— TASK —
Copy out each line in the material below that has the word "ylabel".

[start]

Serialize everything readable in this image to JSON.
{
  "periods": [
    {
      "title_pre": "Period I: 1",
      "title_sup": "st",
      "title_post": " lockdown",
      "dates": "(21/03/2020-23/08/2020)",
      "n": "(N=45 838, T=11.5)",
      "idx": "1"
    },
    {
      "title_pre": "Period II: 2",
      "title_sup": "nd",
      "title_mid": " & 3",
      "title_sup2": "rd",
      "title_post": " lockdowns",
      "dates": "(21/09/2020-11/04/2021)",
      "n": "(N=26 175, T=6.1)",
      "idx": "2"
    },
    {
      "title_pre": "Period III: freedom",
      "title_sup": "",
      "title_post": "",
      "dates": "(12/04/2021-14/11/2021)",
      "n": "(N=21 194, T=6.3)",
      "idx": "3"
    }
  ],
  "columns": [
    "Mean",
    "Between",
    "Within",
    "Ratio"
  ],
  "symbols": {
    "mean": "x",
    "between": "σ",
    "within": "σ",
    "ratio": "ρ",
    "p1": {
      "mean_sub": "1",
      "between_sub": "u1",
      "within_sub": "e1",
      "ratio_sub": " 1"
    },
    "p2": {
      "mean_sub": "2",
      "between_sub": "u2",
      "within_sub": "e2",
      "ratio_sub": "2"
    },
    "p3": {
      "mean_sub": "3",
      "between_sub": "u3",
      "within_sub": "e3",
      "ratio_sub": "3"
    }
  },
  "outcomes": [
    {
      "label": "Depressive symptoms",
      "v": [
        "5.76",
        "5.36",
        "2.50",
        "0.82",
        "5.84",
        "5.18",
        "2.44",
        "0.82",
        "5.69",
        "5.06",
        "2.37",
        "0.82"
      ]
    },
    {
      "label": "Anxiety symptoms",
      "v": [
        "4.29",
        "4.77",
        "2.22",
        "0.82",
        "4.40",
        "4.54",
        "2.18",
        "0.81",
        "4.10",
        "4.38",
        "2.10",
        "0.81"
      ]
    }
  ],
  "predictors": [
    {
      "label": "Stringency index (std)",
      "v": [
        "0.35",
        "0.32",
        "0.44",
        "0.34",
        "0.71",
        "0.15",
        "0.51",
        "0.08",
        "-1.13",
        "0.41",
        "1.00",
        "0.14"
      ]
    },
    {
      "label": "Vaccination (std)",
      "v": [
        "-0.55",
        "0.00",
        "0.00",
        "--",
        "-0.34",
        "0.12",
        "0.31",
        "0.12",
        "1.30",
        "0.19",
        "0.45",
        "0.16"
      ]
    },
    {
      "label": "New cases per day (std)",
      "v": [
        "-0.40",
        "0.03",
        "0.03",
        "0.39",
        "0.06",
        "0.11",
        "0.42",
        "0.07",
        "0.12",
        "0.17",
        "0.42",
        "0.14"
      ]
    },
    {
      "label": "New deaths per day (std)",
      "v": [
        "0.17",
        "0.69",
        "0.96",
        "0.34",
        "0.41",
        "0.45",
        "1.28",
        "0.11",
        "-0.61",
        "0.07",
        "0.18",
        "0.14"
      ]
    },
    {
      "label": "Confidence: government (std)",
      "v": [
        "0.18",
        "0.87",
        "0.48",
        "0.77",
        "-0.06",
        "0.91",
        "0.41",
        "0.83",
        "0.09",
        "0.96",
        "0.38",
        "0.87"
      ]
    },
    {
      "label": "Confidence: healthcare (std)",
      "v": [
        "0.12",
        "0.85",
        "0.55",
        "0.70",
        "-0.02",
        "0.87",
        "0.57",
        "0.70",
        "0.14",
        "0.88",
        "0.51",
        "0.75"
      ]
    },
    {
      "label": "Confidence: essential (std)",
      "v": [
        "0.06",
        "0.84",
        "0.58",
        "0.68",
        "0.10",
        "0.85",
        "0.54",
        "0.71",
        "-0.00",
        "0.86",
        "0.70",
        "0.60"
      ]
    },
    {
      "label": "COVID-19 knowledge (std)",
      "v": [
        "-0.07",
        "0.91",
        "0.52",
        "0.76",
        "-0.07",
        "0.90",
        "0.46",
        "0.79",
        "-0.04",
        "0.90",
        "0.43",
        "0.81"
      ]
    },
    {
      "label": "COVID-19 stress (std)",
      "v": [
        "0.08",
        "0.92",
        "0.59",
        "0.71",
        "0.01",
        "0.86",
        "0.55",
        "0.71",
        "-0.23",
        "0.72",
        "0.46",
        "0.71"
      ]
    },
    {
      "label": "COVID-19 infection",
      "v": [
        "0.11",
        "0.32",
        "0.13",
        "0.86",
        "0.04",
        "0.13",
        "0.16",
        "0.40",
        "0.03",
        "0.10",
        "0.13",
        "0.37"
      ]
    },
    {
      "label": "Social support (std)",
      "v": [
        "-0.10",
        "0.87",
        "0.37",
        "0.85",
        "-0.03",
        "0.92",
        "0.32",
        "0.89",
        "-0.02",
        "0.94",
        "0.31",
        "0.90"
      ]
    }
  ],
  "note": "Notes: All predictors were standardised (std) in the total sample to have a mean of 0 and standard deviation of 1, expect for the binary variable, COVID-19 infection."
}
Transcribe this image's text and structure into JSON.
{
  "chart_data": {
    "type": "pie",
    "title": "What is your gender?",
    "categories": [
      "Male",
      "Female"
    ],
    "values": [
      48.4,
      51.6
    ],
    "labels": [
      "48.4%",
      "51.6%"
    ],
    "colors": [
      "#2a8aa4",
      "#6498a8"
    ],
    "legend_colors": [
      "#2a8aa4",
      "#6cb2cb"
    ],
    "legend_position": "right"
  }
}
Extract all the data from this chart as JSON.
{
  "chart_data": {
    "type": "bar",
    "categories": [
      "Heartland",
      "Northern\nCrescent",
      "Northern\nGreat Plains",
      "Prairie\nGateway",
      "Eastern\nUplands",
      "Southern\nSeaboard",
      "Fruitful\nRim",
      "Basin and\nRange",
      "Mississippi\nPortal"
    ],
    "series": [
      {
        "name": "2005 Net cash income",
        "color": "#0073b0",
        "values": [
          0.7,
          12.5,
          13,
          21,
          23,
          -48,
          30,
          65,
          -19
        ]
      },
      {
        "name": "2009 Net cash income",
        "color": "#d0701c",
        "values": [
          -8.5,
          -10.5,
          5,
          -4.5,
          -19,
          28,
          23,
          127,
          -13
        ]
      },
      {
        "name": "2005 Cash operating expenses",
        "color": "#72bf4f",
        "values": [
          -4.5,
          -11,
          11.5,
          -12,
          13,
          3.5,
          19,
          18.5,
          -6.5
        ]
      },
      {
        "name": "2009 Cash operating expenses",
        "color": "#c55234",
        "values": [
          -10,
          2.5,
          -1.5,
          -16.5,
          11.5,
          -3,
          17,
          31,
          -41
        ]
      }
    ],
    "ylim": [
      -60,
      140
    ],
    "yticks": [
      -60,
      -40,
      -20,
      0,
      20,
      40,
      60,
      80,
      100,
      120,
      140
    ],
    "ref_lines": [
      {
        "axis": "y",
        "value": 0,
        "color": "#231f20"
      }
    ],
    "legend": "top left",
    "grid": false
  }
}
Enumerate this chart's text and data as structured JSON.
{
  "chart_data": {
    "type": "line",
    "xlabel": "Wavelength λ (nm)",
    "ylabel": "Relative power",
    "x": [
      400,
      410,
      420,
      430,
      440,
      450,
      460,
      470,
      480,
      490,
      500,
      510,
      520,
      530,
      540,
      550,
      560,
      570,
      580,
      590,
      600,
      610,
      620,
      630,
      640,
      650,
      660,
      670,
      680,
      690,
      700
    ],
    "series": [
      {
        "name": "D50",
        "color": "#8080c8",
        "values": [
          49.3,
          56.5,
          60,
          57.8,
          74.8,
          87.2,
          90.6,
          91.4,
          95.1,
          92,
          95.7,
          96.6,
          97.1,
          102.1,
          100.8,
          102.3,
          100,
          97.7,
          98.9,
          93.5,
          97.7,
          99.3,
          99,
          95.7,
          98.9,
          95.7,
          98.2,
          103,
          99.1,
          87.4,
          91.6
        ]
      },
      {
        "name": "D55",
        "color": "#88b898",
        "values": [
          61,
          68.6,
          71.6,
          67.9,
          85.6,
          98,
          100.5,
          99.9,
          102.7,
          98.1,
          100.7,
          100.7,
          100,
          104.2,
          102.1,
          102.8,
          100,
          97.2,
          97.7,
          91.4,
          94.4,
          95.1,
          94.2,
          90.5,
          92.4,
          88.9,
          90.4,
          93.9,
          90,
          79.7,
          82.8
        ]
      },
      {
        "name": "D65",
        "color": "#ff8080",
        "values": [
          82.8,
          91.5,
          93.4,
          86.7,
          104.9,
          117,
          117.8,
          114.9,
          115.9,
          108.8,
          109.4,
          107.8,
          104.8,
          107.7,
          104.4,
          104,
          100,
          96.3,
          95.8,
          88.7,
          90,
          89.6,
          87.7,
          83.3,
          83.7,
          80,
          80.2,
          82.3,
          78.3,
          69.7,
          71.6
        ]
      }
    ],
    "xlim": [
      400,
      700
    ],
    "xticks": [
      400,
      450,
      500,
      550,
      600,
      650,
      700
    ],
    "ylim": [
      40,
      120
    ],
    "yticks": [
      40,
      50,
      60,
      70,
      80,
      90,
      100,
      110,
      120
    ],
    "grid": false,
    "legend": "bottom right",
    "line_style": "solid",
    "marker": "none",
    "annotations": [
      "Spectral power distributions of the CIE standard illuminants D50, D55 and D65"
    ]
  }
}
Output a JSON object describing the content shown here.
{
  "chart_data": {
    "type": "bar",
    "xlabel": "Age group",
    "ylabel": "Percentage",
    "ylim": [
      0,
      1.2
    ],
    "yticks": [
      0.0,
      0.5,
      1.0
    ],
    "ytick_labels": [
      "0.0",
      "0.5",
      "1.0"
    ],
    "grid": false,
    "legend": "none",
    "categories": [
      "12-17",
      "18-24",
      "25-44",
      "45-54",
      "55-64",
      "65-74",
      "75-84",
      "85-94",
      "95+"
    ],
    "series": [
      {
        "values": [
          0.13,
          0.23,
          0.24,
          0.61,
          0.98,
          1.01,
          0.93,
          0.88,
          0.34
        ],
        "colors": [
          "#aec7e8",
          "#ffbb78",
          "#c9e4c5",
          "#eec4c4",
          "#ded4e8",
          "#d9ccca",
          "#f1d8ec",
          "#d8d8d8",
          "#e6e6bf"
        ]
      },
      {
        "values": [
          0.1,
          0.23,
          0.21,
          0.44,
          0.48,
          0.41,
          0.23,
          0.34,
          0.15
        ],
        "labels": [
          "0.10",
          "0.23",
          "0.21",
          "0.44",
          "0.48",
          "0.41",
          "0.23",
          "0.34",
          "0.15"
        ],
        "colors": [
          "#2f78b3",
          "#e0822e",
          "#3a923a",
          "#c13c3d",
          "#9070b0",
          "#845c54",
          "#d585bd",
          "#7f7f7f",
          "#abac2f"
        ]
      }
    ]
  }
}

[end]

— RESULT FOR THIS EXERCISE —
    "ylabel": "Relative power",
    "ylabel": "Percentage",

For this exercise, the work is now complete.